» Written request:
Filter the entries and keep only the lines where the string "name" appears.

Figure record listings
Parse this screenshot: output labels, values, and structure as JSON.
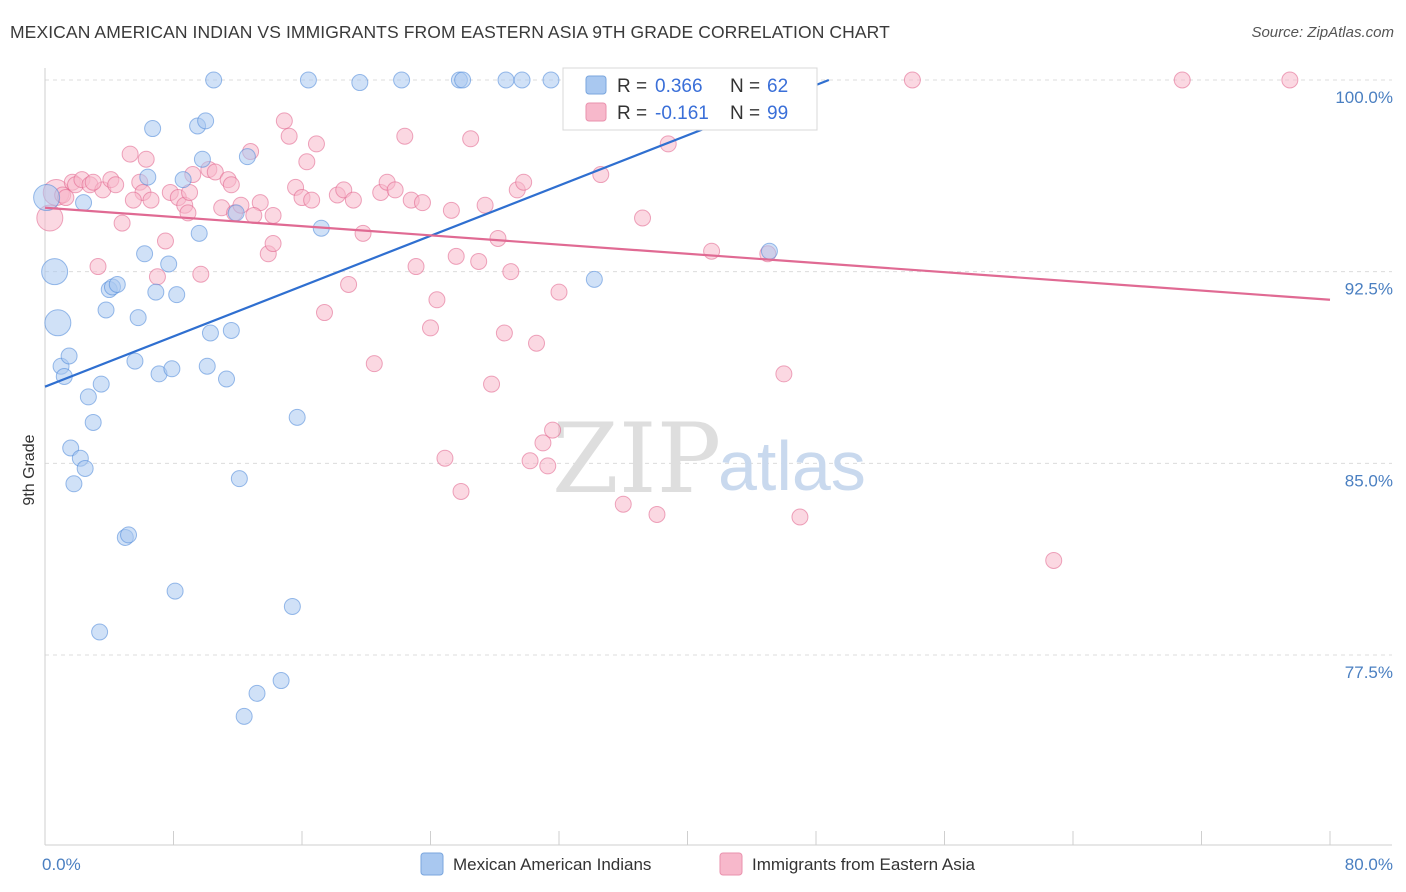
{
  "header": {
    "title": "MEXICAN AMERICAN INDIAN VS IMMIGRANTS FROM EASTERN ASIA 9TH GRADE CORRELATION CHART",
    "source": "Source: ZipAtlas.com"
  },
  "watermark": {
    "zip": "ZIP",
    "atlas": "atlas"
  },
  "legend_box": {
    "rows": [
      {
        "r_label": "R =",
        "r_value": "0.366",
        "n_label": "N =",
        "n_value": "62",
        "color": "#a9c8f0"
      },
      {
        "r_label": "R =",
        "r_value": "-0.161",
        "n_label": "N =",
        "n_value": "99",
        "color": "#f7b8cb"
      }
    ]
  },
  "bottom_legend": {
    "items": [
      {
        "label": "Mexican American Indians",
        "color": "#a9c8f0"
      },
      {
        "label": "Immigrants from Eastern Asia",
        "color": "#f7b8cb"
      }
    ]
  },
  "chart_data": {
    "type": "scatter",
    "title": "MEXICAN AMERICAN INDIAN VS IMMIGRANTS FROM EASTERN ASIA 9TH GRADE CORRELATION CHART",
    "xlabel": "",
    "ylabel": "9th Grade",
    "xlim": [
      0,
      80
    ],
    "ylim": [
      70,
      100.5
    ],
    "x_tick_labels": [
      "0.0%",
      "80.0%"
    ],
    "y_ticks": [
      77.5,
      85.0,
      92.5,
      100.0
    ],
    "y_tick_labels": [
      "77.5%",
      "85.0%",
      "92.5%",
      "100.0%"
    ],
    "grid": true,
    "legend_position": "top-center",
    "series": [
      {
        "name": "Mexican American Indians",
        "color": "#4a86d8",
        "fill": "#a9c8f0",
        "r": 0.366,
        "n": 62,
        "trend": {
          "x": [
            0,
            48.8
          ],
          "y": [
            88.0,
            100.0
          ]
        },
        "points": [
          [
            0.1,
            95.4
          ],
          [
            0.6,
            92.5
          ],
          [
            0.8,
            90.5
          ],
          [
            1.0,
            88.8
          ],
          [
            1.2,
            88.4
          ],
          [
            1.5,
            89.2
          ],
          [
            1.6,
            85.6
          ],
          [
            1.8,
            84.2
          ],
          [
            2.2,
            85.2
          ],
          [
            2.5,
            84.8
          ],
          [
            2.7,
            87.6
          ],
          [
            3.0,
            86.6
          ],
          [
            3.5,
            88.1
          ],
          [
            3.8,
            91.0
          ],
          [
            4.0,
            91.8
          ],
          [
            4.2,
            91.9
          ],
          [
            4.5,
            92.0
          ],
          [
            5.0,
            82.1
          ],
          [
            5.2,
            82.2
          ],
          [
            5.6,
            89.0
          ],
          [
            5.8,
            90.7
          ],
          [
            6.2,
            93.2
          ],
          [
            6.4,
            96.2
          ],
          [
            6.7,
            98.1
          ],
          [
            6.9,
            91.7
          ],
          [
            7.1,
            88.5
          ],
          [
            7.7,
            92.8
          ],
          [
            7.9,
            88.7
          ],
          [
            8.2,
            91.6
          ],
          [
            8.6,
            96.1
          ],
          [
            9.5,
            98.2
          ],
          [
            9.6,
            94.0
          ],
          [
            9.8,
            96.9
          ],
          [
            10.1,
            88.8
          ],
          [
            10.3,
            90.1
          ],
          [
            10.5,
            100.0
          ],
          [
            11.3,
            88.3
          ],
          [
            11.6,
            90.2
          ],
          [
            11.9,
            94.8
          ],
          [
            12.1,
            84.4
          ],
          [
            12.6,
            97.0
          ],
          [
            13.2,
            76.0
          ],
          [
            14.7,
            76.5
          ],
          [
            15.4,
            79.4
          ],
          [
            15.7,
            86.8
          ],
          [
            16.4,
            100.0
          ],
          [
            17.2,
            94.2
          ],
          [
            19.6,
            99.9
          ],
          [
            22.2,
            100.0
          ],
          [
            25.8,
            100.0
          ],
          [
            26.0,
            100.0
          ],
          [
            28.7,
            100.0
          ],
          [
            29.7,
            100.0
          ],
          [
            31.5,
            100.0
          ],
          [
            34.2,
            92.2
          ],
          [
            38.0,
            100.0
          ],
          [
            45.1,
            93.3
          ],
          [
            8.1,
            80.0
          ],
          [
            3.4,
            78.4
          ],
          [
            12.4,
            75.1
          ],
          [
            10.0,
            98.4
          ],
          [
            2.4,
            95.2
          ]
        ]
      },
      {
        "name": "Immigrants from Eastern Asia",
        "color": "#e0608a",
        "fill": "#f7b8cb",
        "r": -0.161,
        "n": 99,
        "trend": {
          "x": [
            0,
            80
          ],
          "y": [
            95.0,
            91.4
          ]
        },
        "points": [
          [
            0.3,
            94.6
          ],
          [
            0.7,
            95.6
          ],
          [
            1.1,
            95.5
          ],
          [
            1.3,
            95.4
          ],
          [
            1.7,
            96.0
          ],
          [
            1.9,
            95.9
          ],
          [
            2.3,
            96.1
          ],
          [
            2.8,
            95.9
          ],
          [
            3.3,
            92.7
          ],
          [
            3.6,
            95.7
          ],
          [
            4.1,
            96.1
          ],
          [
            4.4,
            95.9
          ],
          [
            4.8,
            94.4
          ],
          [
            5.3,
            97.1
          ],
          [
            5.9,
            96.0
          ],
          [
            6.1,
            95.6
          ],
          [
            6.3,
            96.9
          ],
          [
            6.6,
            95.3
          ],
          [
            7.0,
            92.3
          ],
          [
            7.5,
            93.7
          ],
          [
            7.8,
            95.6
          ],
          [
            8.3,
            95.4
          ],
          [
            8.7,
            95.1
          ],
          [
            8.9,
            94.8
          ],
          [
            9.2,
            96.3
          ],
          [
            9.7,
            92.4
          ],
          [
            10.2,
            96.5
          ],
          [
            10.6,
            96.4
          ],
          [
            11.0,
            95.0
          ],
          [
            11.4,
            96.1
          ],
          [
            11.8,
            94.8
          ],
          [
            12.2,
            95.1
          ],
          [
            12.8,
            97.2
          ],
          [
            13.4,
            95.2
          ],
          [
            13.9,
            93.2
          ],
          [
            14.2,
            93.6
          ],
          [
            14.9,
            98.4
          ],
          [
            15.2,
            97.8
          ],
          [
            15.6,
            95.8
          ],
          [
            16.0,
            95.4
          ],
          [
            16.6,
            95.3
          ],
          [
            16.9,
            97.5
          ],
          [
            17.4,
            90.9
          ],
          [
            18.2,
            95.5
          ],
          [
            18.6,
            95.7
          ],
          [
            18.9,
            92.0
          ],
          [
            19.2,
            95.3
          ],
          [
            19.8,
            94.0
          ],
          [
            20.5,
            88.9
          ],
          [
            20.9,
            95.6
          ],
          [
            21.3,
            96.0
          ],
          [
            21.8,
            95.7
          ],
          [
            22.4,
            97.8
          ],
          [
            22.8,
            95.3
          ],
          [
            23.1,
            92.7
          ],
          [
            23.5,
            95.2
          ],
          [
            24.0,
            90.3
          ],
          [
            24.4,
            91.4
          ],
          [
            24.9,
            85.2
          ],
          [
            25.3,
            94.9
          ],
          [
            25.6,
            93.1
          ],
          [
            25.9,
            83.9
          ],
          [
            26.5,
            97.7
          ],
          [
            27.0,
            92.9
          ],
          [
            27.4,
            95.1
          ],
          [
            27.8,
            88.1
          ],
          [
            28.2,
            93.8
          ],
          [
            28.6,
            90.1
          ],
          [
            29.0,
            92.5
          ],
          [
            29.4,
            95.7
          ],
          [
            29.8,
            96.0
          ],
          [
            30.2,
            85.1
          ],
          [
            30.6,
            89.7
          ],
          [
            31.0,
            85.8
          ],
          [
            31.3,
            84.9
          ],
          [
            31.6,
            86.3
          ],
          [
            32.0,
            91.7
          ],
          [
            33.1,
            100.0
          ],
          [
            34.6,
            96.3
          ],
          [
            36.0,
            83.4
          ],
          [
            37.2,
            94.6
          ],
          [
            38.1,
            83.0
          ],
          [
            38.8,
            97.5
          ],
          [
            39.8,
            100.0
          ],
          [
            41.5,
            93.3
          ],
          [
            45.0,
            93.2
          ],
          [
            46.0,
            88.5
          ],
          [
            47.0,
            82.9
          ],
          [
            54.0,
            100.0
          ],
          [
            62.8,
            81.2
          ],
          [
            70.8,
            100.0
          ],
          [
            77.5,
            100.0
          ],
          [
            14.2,
            94.7
          ],
          [
            5.5,
            95.3
          ],
          [
            3.0,
            96.0
          ],
          [
            9.0,
            95.6
          ],
          [
            16.3,
            96.8
          ],
          [
            11.6,
            95.9
          ],
          [
            13.0,
            94.7
          ]
        ]
      }
    ]
  }
}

» Answer for the task:
        "name": "Mexican American Indians",
        "name": "Immigrants from Eastern Asia",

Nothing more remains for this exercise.